-- Data for this exercise --

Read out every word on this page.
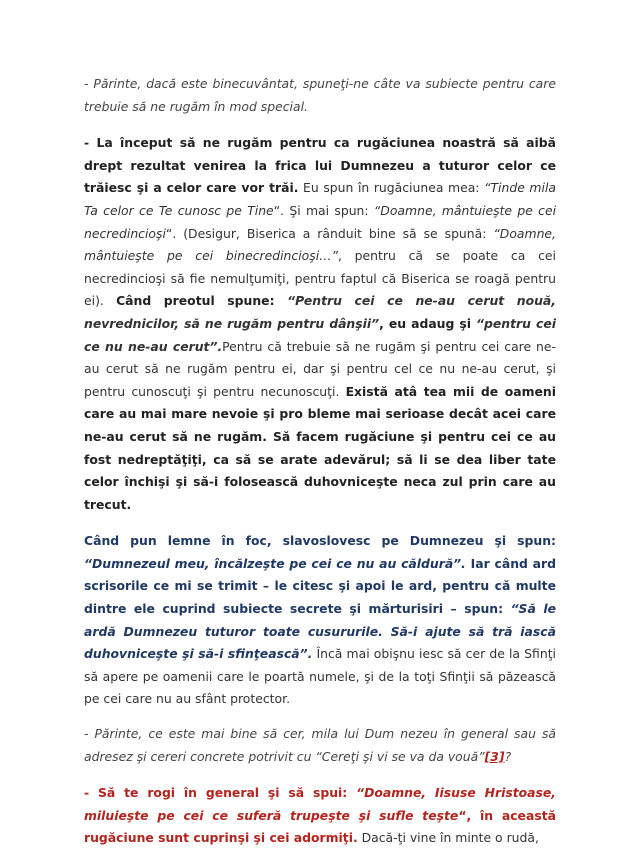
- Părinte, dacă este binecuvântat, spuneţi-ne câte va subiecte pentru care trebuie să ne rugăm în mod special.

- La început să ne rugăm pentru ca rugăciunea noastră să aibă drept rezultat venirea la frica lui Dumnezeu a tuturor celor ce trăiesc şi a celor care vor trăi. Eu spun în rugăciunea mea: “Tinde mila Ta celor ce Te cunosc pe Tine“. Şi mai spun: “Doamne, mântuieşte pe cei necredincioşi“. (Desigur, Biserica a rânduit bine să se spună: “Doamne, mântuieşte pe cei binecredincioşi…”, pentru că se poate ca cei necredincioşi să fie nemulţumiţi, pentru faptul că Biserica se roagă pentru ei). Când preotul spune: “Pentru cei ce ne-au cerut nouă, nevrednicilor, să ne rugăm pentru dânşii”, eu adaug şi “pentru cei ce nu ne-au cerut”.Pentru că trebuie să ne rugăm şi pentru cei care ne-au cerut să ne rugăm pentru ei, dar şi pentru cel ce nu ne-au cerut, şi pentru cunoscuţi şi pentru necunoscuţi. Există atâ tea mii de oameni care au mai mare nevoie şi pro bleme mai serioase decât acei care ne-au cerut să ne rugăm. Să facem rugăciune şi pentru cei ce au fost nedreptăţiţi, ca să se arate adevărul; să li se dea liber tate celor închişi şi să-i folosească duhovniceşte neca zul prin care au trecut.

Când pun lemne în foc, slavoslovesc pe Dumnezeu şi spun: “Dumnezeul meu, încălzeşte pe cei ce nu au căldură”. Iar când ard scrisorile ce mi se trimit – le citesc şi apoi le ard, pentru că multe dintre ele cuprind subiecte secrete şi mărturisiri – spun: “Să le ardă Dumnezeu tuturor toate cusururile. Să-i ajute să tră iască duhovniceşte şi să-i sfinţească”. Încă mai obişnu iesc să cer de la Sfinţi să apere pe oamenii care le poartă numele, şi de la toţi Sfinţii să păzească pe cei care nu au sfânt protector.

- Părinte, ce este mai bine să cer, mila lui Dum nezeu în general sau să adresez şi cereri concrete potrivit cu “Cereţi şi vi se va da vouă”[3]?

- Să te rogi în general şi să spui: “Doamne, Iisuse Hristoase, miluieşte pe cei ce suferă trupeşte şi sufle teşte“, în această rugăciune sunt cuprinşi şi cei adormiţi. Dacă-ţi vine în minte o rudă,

==

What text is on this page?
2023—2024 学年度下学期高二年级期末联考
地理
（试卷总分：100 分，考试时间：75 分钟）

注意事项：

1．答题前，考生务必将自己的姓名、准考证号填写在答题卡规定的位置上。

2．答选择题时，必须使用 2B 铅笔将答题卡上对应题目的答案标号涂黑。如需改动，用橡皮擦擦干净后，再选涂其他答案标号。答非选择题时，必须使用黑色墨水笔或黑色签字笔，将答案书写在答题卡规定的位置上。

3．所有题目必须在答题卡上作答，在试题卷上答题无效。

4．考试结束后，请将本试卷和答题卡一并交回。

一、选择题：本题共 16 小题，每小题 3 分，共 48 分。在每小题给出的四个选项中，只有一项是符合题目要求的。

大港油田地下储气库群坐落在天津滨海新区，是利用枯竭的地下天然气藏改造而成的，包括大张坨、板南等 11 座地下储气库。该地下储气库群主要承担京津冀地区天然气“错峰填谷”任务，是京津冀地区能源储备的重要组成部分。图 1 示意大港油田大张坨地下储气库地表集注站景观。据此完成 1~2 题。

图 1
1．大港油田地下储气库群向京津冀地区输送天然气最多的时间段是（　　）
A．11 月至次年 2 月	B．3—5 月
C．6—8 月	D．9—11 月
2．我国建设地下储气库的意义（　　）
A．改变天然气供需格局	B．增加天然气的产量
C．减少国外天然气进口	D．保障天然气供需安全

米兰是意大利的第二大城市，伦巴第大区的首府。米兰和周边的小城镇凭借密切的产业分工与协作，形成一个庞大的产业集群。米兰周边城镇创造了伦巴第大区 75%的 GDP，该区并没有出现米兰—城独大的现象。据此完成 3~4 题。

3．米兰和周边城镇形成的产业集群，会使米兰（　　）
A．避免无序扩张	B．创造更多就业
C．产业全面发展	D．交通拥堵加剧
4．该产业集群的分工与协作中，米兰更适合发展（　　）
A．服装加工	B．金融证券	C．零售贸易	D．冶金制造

==

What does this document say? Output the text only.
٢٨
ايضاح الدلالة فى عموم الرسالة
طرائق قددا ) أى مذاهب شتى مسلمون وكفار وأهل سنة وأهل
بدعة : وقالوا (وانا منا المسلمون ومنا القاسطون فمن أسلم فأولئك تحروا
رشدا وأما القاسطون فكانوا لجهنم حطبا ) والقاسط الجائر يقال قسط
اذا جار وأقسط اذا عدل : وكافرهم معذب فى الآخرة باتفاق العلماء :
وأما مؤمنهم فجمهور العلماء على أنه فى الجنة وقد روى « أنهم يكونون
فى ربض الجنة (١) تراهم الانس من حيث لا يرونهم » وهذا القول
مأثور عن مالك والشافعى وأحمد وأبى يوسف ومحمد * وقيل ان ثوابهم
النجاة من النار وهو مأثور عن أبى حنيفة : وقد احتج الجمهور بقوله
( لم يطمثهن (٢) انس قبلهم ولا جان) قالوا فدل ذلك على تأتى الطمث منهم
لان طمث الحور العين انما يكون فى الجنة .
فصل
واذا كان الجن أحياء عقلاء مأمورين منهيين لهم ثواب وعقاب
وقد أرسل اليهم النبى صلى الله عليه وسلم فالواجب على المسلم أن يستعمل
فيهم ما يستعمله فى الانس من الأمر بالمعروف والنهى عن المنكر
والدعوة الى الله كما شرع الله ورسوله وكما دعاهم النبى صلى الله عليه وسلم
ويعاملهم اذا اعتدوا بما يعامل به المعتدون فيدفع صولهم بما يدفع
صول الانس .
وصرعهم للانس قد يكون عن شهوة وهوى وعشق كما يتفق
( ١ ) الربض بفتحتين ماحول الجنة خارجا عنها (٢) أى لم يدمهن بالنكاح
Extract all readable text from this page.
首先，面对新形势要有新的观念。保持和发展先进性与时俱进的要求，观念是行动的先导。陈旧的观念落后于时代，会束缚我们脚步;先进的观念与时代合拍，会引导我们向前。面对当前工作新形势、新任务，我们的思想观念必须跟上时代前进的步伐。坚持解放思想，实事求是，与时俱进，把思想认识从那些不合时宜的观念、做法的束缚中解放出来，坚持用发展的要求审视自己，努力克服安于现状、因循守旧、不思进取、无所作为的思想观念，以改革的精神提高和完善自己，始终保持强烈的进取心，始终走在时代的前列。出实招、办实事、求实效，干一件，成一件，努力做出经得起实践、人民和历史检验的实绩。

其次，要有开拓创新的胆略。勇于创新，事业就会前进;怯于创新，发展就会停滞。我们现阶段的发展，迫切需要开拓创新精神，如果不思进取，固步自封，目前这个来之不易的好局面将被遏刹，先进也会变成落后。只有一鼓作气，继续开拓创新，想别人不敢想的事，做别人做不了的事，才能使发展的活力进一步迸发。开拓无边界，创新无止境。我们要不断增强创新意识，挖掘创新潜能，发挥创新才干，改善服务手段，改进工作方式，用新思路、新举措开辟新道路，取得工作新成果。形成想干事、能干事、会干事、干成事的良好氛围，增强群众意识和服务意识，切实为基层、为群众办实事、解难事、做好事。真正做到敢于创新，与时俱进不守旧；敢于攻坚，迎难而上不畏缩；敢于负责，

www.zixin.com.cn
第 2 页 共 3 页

-- What to do --
Go over the entries above and say how many lines hold the string "وأما", with no other text.

-- The response --
2